======== Reading passage

A little while back, I wrote about an interesting study for TreeHugger. Despite all of the anti-environmentalist rhetoric pitching the jobs vs. environment dichotomy, the basic finding was that the decline in U.S. coal was bringing a net growth in jobs. Digging a little deeper, however, there was a potentially disturbing underlying trend: The regions where coal jobs are being lost are not the same regions benefiting from renewables and other clean-tech growth.

And it looks like this trend will continue.

The changing economics of energy

As wind and solar get increasingly competitive, they are beginning to compete directly with coal. And as the EPA's Clean Power Plan kicks into gear, we can expect to see many more coal industry layoffs in the decades to come. Meanwhile, oil consumption is not yet dropping — but with low oil prices putting a hurt on profits, and with electrified transportation becoming an object of desire, oil industry jobs don't look as secure as they once did. In fact, Shell recently announced 6,500 layoffs due to low oil prices, and Bloomberg reports that U.S. oil exploration is idling at an unprecedented rate as the shale oil boom falls foul of falling prices at the pump.

So what are fossil fuel workers to do? And what can (and should) we environmentalists do to soften the blow to oil and coal regions as the inevitable low-carbon transition comes about?

It turns out, work has already begun in some quarters to make this transition easier.

================
======== Record set

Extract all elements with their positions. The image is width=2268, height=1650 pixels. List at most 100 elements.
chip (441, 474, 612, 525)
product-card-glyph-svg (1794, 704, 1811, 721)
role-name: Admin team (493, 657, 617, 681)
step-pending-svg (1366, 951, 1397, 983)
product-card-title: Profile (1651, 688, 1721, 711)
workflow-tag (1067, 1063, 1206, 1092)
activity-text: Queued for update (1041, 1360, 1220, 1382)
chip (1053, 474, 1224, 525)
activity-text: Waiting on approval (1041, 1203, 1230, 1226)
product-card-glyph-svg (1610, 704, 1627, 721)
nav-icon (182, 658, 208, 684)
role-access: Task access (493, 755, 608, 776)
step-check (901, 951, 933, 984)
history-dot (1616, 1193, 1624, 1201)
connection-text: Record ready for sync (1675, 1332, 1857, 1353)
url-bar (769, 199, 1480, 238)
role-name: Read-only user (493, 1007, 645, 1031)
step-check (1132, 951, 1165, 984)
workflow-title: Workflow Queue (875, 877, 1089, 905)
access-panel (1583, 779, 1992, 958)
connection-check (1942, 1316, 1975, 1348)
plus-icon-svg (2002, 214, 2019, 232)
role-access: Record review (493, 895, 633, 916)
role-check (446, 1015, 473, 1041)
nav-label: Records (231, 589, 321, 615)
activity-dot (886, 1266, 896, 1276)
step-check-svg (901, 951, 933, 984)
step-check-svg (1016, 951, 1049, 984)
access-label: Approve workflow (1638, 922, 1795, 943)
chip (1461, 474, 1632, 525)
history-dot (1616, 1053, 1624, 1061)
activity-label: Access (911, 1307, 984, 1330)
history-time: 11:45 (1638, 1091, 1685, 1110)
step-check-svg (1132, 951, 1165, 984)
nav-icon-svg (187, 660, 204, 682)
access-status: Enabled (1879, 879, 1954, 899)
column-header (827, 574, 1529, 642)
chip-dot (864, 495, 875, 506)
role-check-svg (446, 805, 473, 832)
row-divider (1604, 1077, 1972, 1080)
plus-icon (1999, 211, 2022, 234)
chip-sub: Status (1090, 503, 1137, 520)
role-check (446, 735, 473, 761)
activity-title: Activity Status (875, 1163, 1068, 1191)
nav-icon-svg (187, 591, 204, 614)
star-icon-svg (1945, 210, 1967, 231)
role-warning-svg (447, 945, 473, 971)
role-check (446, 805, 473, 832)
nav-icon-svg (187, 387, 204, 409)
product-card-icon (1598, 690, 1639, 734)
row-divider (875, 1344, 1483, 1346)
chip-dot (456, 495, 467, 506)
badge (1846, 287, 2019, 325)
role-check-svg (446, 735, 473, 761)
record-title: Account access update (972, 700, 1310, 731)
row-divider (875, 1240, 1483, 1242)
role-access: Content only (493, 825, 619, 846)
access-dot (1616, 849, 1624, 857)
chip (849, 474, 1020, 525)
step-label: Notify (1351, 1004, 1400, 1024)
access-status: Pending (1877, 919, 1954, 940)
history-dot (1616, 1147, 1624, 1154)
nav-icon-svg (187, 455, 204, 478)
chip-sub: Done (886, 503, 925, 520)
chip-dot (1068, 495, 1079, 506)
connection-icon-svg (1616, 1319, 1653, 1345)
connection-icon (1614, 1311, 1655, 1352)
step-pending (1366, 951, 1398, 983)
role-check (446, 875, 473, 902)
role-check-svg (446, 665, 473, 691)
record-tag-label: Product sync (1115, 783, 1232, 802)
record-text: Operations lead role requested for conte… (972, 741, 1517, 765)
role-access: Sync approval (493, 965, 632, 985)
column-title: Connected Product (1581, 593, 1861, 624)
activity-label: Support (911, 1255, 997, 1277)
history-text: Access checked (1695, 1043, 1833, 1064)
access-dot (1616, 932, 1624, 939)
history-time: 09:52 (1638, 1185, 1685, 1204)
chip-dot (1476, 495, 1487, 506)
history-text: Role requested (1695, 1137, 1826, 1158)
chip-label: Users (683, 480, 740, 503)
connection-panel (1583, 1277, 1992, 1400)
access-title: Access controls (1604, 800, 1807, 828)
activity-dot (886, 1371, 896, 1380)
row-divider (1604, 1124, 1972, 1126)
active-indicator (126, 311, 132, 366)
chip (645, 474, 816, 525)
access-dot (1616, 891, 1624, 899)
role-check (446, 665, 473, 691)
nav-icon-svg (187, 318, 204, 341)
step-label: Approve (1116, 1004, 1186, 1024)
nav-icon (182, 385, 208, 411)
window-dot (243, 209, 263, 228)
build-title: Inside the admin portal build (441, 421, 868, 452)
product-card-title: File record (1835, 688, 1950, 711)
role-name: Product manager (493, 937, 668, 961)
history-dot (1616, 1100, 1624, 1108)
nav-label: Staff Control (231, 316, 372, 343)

================

> _Task 1_
Answer these about the passage on fossil fuel jobs, one line each:
(a) What did the study find the decline in U.S. coal was bringing?
(b) How many layoffs did Shell recently announce, and why?
(c) What does Bloomberg report about U.S. oil exploration?
> _Task 2_
Please reproduce the stretch of the passage on fossil fuel jobs from "The changing economics" through "transition comes about?".
> _Task 3_
Resume the passage on fossil fuel jobs, picking up after its final sentence.

> _Answer space 1_
(a) A net growth in jobs.
(b) 6,500 layoffs, due to low oil prices.
(c) It is idling at an unprecedented rate as the shale oil boom falls foul of falling prices at the pump.

> _Answer space 2_
The changing economics of energy

As wind and solar get increasingly competitive, they are beginning to compete directly with coal. And as the EPA's Clean Power Plan kicks into gear, we can expect to see many more coal industry layoffs in the decades to come. Meanwhile, oil consumption is not yet dropping — but with low oil prices putting a hurt on profits, and with electrified transportation becoming an object of desire, oil industry jobs don't look as secure as they once did. In fact, Shell recently announced 6,500 layoffs due to low oil prices, and Bloomberg reports that U.S. oil exploration is idling at an unprecedented rate as the shale oil boom falls foul of falling prices at the pump.

So what are fossil fuel workers to do? And what can (and should) we environmentalists do to soften the blow to oil and coal regions as the inevitable low-carbon transition comes about?

> _Answer space 3_
Caring for coal country while transitioning from coal

When Hillary Clinton announced her clean-energy goals recently, she went out of her way to insist that help would be given to coal country, saying "It’s important that we help them transition to a new economy. I want to do more to help people in coal country..."

And in the 2016 fiscal budget, the Obama administration proposed a Power+ Plan that included generous provisions to help coal regions transition as coal mines closed. As detailed by David Roberts over at Vox, the plan includes:

• $200 million per year for five years for cleaning up abandoned mines

• $5 million for cleaning up pollution at coal-fired power plants.

• $20 million to retrain ex-miners.

• $25 million to the Appalachian Regional Commission.

• $6 million more for "place-based regional innovation efforts".

• $3.9 billion to shore up pensions and medical care for retired miners.

Coal lobby blocks aid to coal communities

So there are some solutions out there, but the trouble is that pro-coal legislators have been blocking such legislation, seemingly in the hope that the coal industry will come back. Now the coal mining town of Whitesburg, Kentucky, has passed a resolution in support of the plan, calling on Congress to pass the Power+ Plan and help the region move forward with a transition that many see as all but inevitable.

In similar news, the Australian Labour Party caused a stir recently when it announced an ambitious pledged to achieve 50 percent renewables in the country's electricity supply by 2030 at the latest. Besides the sheer ambition of the plan, the announcement was also notable for who was supporting it, namely Australia's biggest coal mining union. Here's how Construction Forestry Mining and Energy Union (CFMEU) President Tony Maher explained the move to Australia's ABC News:

"We've got to face the reality in domestic coal-fired power. The companies, led by AGL and Energy Australia, have announced that they will close their fleet by 2050, one by one. And they won't be building other ones to replace them, so we have to deal with that."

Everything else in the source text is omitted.